Records for the exercise:
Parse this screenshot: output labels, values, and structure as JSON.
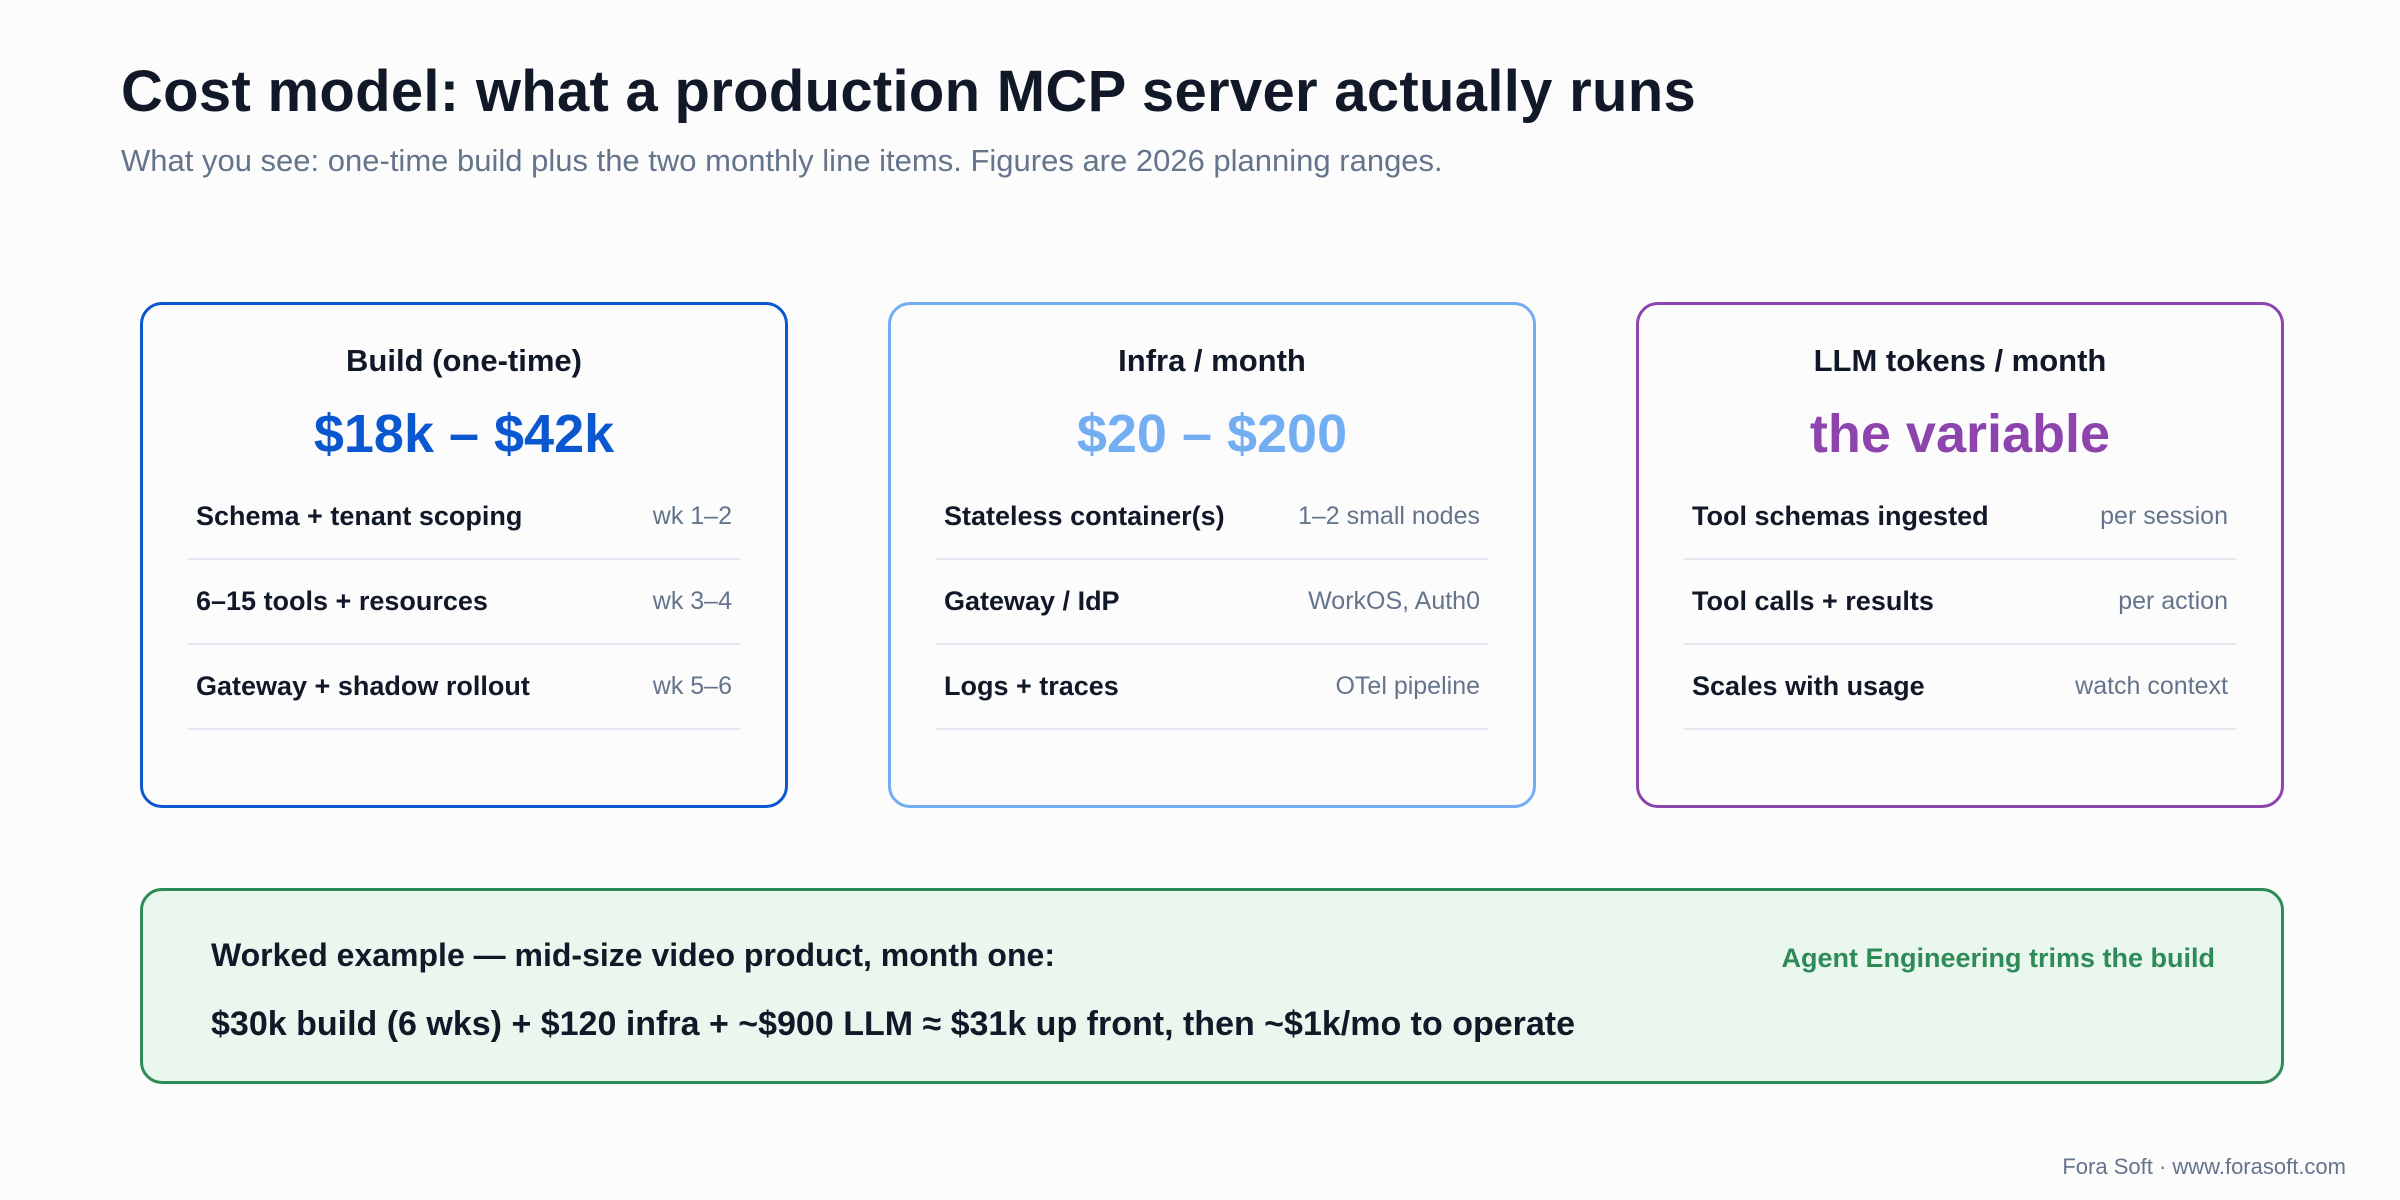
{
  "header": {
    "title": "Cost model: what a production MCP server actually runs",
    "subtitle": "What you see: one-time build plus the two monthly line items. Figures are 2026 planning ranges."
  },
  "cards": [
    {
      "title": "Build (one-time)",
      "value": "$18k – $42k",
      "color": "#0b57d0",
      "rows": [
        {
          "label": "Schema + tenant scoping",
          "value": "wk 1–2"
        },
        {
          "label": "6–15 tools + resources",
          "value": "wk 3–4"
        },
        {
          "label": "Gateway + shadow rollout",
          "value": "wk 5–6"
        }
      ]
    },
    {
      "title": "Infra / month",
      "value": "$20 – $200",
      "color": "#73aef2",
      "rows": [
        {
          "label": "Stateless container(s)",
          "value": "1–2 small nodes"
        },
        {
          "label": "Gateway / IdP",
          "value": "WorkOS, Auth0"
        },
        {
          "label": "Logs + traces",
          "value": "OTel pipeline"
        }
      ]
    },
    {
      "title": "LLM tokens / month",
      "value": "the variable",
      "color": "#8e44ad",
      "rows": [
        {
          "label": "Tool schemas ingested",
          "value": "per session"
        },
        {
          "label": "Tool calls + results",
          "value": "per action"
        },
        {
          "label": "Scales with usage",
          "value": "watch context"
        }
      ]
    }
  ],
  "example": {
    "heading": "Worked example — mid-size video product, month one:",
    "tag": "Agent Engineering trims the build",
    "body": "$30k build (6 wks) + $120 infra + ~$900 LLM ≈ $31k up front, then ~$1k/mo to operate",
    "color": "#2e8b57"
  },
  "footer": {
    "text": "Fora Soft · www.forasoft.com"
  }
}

Exercise requirements: Search the preceding listing for "time" and extract every line where it is found.

Task solution:
    "subtitle": "What you see: one-time build plus the two monthly line items. Figures are 2026 planning ranges."
      "title": "Build (one-time)",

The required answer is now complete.